Data listing:
○ ○ ○ ○ ○
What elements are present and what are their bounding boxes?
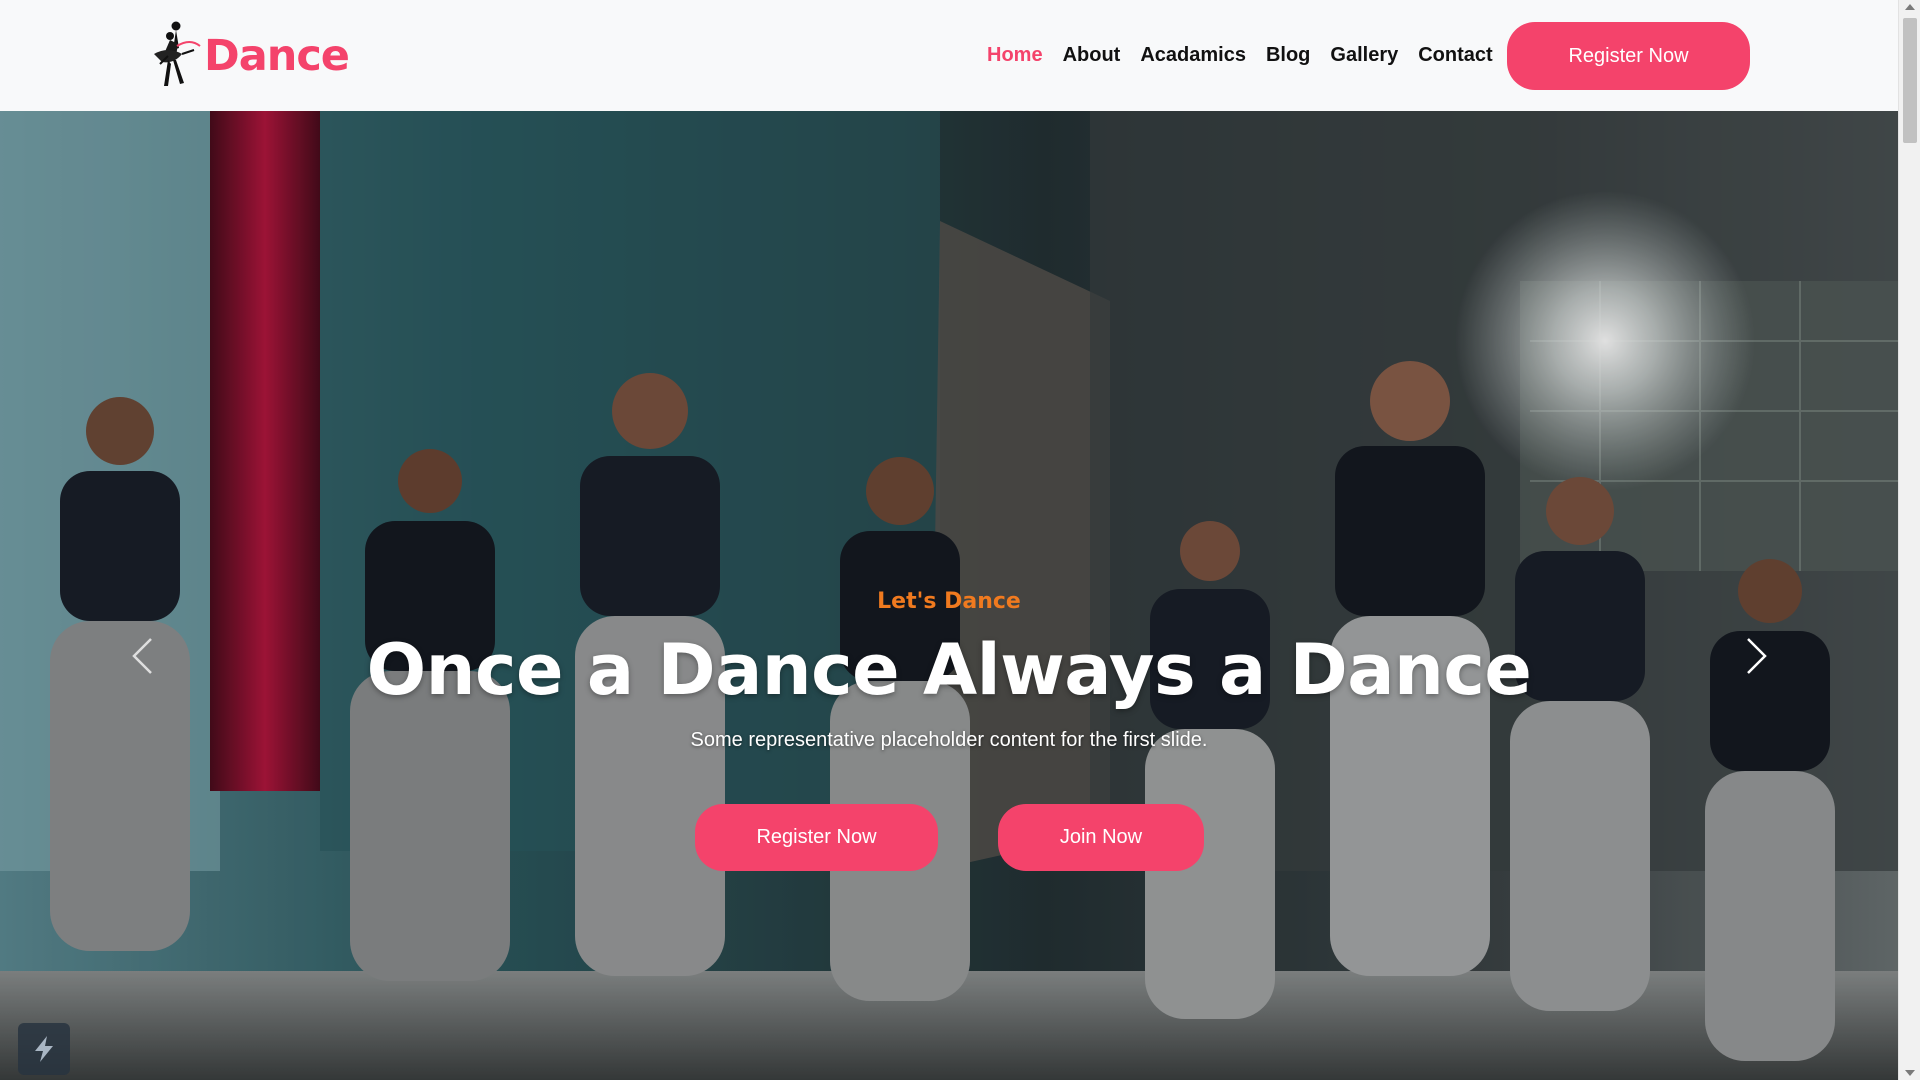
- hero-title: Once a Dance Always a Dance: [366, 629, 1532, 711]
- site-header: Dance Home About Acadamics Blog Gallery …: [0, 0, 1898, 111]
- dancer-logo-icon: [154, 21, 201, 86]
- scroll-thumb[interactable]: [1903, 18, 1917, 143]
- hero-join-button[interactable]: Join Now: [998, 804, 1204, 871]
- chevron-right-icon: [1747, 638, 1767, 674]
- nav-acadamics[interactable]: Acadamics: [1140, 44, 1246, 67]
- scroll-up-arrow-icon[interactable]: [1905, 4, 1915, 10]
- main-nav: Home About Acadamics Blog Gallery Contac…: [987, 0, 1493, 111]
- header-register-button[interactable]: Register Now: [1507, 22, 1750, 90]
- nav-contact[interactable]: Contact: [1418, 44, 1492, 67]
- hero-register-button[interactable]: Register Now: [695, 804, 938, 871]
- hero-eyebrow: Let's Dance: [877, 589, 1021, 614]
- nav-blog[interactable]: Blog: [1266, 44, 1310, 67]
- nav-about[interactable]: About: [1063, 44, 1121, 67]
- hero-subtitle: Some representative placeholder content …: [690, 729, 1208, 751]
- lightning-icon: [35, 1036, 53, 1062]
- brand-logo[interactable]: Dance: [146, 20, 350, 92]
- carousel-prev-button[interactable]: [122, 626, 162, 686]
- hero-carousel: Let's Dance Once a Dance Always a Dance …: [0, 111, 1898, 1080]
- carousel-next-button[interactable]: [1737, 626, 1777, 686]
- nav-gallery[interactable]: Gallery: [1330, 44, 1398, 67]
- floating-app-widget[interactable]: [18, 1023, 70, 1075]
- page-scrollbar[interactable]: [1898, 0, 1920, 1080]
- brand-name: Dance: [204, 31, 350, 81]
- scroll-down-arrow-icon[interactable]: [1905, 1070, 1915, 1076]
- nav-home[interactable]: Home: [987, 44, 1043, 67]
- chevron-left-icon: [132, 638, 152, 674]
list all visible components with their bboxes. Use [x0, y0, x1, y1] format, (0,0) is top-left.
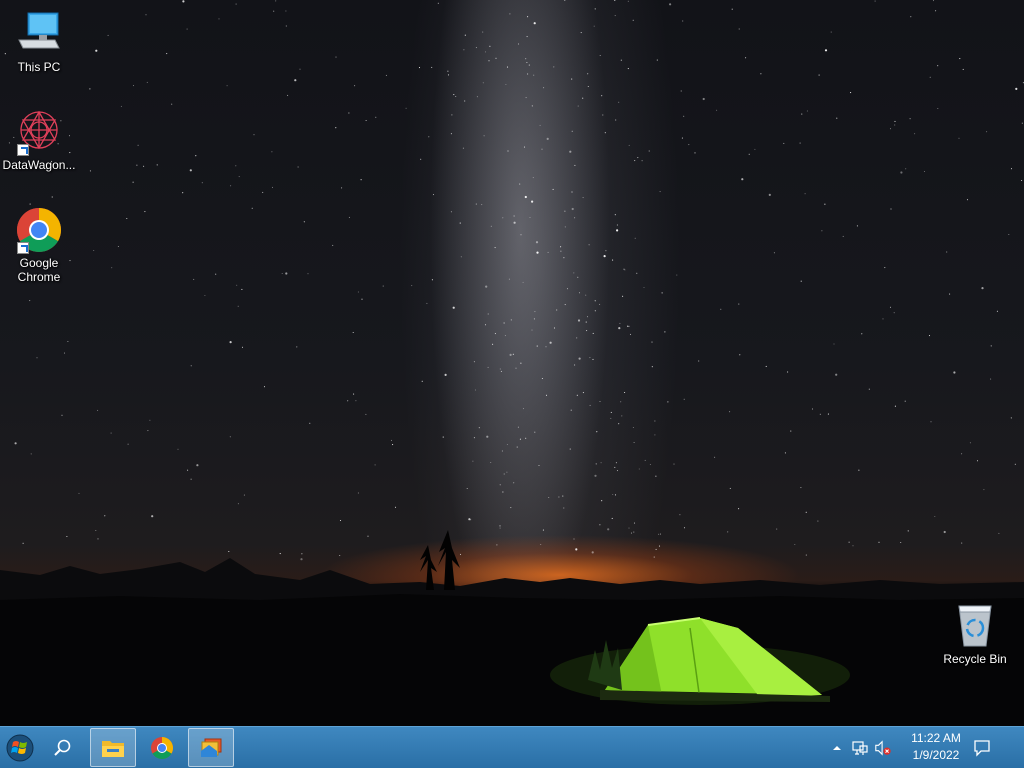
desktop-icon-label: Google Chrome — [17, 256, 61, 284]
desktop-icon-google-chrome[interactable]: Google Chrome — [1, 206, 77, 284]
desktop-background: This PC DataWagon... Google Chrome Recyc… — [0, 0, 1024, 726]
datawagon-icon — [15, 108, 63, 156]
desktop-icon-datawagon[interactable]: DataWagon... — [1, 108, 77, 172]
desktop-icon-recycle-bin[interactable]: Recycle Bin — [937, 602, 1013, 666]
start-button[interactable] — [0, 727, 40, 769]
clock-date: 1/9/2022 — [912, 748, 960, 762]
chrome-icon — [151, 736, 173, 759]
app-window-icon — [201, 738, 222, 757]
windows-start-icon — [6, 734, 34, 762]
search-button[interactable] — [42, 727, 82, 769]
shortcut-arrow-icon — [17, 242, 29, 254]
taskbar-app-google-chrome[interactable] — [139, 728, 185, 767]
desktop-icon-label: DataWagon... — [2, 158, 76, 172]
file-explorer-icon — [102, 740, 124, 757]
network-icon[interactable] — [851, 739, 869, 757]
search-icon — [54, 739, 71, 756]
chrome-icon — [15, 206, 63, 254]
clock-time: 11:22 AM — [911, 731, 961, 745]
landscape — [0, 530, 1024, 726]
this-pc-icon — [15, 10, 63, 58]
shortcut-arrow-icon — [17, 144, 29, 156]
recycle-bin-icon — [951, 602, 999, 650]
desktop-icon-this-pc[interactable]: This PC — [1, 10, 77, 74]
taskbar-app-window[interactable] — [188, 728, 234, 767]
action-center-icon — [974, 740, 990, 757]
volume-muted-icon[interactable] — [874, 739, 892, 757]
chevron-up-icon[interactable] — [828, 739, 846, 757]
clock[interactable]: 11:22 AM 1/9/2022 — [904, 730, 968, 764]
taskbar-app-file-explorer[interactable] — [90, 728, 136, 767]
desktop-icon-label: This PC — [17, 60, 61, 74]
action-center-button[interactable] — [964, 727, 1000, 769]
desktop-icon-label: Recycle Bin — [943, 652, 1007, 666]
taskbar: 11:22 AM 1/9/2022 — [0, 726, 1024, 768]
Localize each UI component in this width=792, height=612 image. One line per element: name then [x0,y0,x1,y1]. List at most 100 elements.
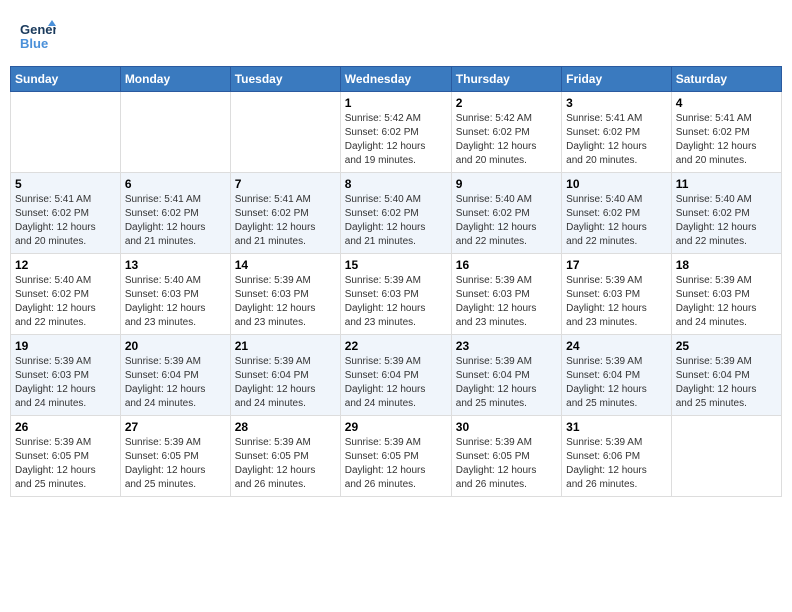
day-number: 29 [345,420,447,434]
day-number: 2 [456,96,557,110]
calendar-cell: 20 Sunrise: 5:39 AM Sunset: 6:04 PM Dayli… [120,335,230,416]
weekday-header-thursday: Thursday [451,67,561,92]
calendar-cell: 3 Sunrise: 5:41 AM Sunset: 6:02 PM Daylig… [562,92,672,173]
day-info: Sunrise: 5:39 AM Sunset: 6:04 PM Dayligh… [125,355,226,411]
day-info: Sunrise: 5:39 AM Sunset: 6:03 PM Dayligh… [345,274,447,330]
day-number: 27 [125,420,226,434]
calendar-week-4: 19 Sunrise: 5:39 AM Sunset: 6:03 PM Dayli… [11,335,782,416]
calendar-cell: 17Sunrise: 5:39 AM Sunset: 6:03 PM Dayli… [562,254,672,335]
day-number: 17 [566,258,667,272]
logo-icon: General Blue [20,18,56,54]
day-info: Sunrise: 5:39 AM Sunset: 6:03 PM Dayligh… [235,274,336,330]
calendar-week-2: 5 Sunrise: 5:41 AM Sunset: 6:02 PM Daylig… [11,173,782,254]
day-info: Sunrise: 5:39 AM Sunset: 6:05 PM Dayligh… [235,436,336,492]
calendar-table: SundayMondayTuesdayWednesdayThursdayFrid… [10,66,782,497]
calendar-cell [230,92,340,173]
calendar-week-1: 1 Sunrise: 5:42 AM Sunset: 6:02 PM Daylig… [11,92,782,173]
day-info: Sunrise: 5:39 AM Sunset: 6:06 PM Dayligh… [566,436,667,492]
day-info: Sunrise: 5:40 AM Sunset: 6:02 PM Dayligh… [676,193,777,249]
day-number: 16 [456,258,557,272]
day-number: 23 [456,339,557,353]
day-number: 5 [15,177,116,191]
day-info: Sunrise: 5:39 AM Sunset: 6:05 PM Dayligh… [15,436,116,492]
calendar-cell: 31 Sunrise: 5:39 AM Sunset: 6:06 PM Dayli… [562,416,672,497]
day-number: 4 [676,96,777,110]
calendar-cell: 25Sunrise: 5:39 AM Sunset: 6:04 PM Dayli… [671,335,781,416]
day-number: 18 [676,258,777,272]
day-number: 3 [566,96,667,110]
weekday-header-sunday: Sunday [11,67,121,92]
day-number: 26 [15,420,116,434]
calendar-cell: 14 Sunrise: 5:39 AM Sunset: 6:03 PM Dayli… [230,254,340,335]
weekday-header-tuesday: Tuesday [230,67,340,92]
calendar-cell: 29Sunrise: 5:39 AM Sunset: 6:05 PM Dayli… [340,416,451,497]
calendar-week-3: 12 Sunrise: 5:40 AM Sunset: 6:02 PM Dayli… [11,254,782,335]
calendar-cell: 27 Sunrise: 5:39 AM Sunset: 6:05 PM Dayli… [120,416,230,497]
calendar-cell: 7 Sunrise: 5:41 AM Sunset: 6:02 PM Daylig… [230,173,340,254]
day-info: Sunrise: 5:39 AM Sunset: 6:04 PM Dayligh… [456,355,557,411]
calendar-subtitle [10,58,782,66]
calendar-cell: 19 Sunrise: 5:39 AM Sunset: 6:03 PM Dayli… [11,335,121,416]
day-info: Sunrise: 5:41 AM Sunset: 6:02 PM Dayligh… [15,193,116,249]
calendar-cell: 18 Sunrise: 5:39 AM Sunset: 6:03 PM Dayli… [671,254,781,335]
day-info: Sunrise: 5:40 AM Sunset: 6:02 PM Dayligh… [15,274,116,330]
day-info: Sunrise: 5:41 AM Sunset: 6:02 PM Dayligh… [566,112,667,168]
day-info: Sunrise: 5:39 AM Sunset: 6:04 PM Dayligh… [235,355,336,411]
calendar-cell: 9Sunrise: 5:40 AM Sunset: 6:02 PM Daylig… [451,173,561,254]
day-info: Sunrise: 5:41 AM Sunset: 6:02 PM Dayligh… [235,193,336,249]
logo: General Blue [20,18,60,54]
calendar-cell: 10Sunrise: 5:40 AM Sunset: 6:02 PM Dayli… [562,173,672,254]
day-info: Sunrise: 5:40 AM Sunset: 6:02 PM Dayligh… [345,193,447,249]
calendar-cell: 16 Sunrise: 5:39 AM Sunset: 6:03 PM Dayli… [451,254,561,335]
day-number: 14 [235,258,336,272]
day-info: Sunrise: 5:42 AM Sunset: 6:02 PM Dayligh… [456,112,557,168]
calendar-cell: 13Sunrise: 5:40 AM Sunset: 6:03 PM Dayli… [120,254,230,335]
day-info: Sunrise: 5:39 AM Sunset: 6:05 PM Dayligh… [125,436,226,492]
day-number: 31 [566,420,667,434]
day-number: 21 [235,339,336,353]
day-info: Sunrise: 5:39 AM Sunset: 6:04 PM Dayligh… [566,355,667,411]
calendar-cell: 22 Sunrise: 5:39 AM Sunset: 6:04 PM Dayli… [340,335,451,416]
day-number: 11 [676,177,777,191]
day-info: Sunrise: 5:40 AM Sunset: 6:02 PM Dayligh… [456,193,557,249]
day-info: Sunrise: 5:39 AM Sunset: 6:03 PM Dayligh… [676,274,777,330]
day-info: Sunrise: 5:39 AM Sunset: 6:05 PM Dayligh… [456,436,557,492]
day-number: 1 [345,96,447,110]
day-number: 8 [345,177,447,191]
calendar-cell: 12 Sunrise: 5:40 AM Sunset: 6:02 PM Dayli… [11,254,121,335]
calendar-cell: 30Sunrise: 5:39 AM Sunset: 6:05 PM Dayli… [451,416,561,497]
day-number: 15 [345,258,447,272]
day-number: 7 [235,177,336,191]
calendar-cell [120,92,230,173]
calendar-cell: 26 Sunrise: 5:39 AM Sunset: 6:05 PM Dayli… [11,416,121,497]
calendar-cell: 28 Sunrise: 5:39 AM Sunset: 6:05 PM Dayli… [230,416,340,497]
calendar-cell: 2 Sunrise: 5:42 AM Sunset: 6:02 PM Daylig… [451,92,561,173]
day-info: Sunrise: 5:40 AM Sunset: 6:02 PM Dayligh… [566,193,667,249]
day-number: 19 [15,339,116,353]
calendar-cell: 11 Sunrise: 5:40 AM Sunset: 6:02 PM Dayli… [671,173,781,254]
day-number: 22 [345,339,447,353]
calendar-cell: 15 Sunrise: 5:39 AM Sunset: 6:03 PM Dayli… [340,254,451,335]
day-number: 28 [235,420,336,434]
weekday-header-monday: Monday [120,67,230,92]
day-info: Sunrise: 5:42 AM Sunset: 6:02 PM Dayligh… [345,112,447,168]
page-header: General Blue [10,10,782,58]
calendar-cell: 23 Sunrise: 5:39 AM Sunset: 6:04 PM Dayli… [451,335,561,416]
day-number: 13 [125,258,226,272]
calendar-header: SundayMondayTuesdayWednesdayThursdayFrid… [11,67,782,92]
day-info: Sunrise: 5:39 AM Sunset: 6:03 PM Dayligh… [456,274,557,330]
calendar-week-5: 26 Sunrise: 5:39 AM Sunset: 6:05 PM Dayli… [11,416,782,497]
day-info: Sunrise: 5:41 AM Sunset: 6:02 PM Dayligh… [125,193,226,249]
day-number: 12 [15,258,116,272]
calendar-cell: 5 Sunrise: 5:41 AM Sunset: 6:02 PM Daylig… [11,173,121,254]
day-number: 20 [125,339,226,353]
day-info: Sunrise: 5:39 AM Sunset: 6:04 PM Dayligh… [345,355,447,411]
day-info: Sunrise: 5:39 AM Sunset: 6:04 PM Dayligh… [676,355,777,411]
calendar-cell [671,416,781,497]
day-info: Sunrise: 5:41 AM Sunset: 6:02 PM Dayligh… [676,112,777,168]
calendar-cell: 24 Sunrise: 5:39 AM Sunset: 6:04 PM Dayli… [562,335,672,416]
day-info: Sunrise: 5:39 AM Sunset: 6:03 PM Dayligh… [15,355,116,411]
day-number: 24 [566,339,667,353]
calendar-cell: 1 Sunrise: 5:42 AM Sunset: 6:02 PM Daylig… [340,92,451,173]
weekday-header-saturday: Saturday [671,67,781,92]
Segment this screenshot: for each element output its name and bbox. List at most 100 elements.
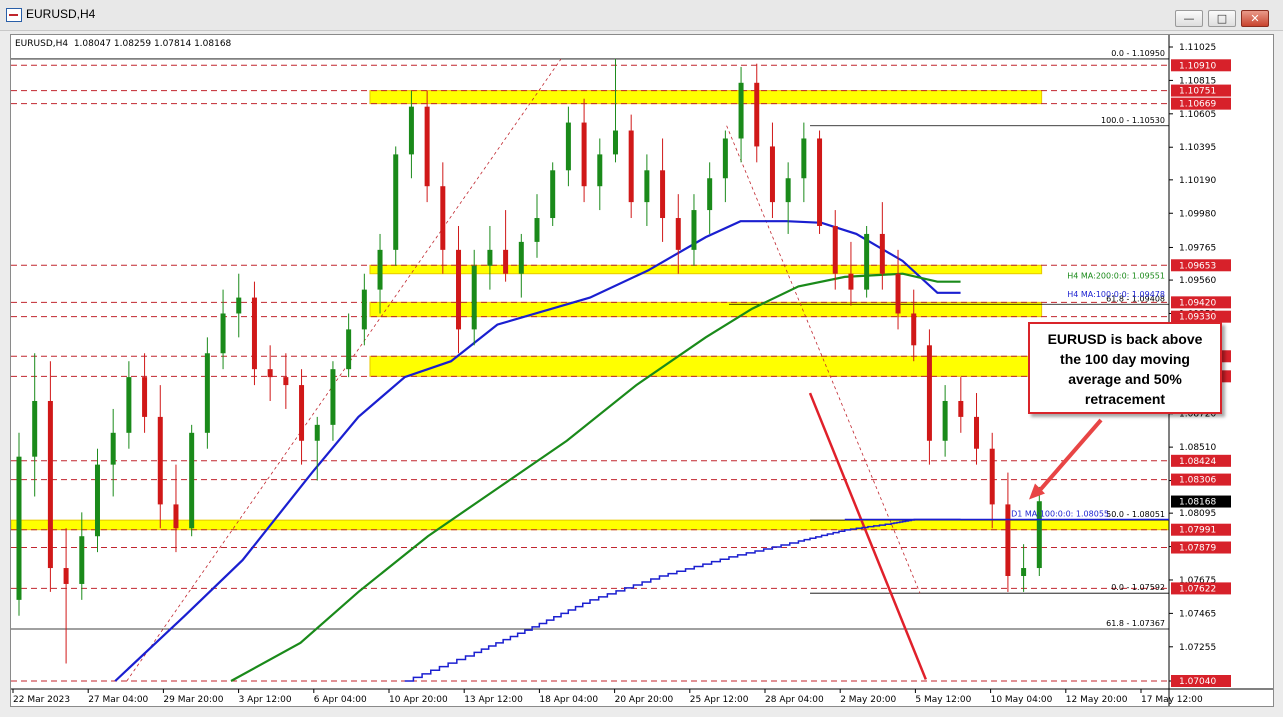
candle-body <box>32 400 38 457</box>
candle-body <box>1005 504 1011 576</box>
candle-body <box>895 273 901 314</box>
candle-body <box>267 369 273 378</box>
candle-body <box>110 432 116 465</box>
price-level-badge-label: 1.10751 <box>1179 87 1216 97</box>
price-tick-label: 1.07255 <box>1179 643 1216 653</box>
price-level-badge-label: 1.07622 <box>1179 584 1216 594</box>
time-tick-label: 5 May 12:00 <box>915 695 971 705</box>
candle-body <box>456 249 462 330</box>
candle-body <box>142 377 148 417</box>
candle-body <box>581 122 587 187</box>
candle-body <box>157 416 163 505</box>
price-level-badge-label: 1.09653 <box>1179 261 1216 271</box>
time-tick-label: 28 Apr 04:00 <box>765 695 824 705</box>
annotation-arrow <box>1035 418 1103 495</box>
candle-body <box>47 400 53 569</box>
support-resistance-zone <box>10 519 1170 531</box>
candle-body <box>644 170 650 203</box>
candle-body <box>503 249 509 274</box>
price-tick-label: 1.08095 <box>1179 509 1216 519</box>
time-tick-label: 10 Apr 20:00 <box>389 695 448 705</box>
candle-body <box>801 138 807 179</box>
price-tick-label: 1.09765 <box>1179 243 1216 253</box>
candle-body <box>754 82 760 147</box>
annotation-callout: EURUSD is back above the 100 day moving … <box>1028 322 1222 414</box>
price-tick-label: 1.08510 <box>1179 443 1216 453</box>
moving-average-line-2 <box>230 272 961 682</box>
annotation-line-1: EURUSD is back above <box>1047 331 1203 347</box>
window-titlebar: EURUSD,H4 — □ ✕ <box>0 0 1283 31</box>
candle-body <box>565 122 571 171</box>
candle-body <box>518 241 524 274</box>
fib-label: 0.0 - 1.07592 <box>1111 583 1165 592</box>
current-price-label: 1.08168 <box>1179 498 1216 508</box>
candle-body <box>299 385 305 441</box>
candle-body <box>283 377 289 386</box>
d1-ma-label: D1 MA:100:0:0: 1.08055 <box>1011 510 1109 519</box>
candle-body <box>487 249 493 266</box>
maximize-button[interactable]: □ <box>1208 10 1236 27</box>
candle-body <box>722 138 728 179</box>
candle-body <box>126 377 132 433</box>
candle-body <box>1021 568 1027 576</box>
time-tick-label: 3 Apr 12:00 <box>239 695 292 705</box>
○ ○ ○ ○ ○
= Your task =
Please extract the lines starting at the one that contains "candle-body <box>32 400 38 457</box>" and ending at the one that contains "price-level-badge-label: 1.07622 <box>1179", copying each line exactly as it appears.

= Written solution =
candle-body <box>32 400 38 457</box>
candle-body <box>1005 504 1011 576</box>
candle-body <box>895 273 901 314</box>
candle-body <box>267 369 273 378</box>
candle-body <box>110 432 116 465</box>
price-level-badge-label: 1.10751 <box>1179 87 1216 97</box>
price-tick-label: 1.07255 <box>1179 643 1216 653</box>
price-level-badge-label: 1.07622 <box>1179 584 1216 594</box>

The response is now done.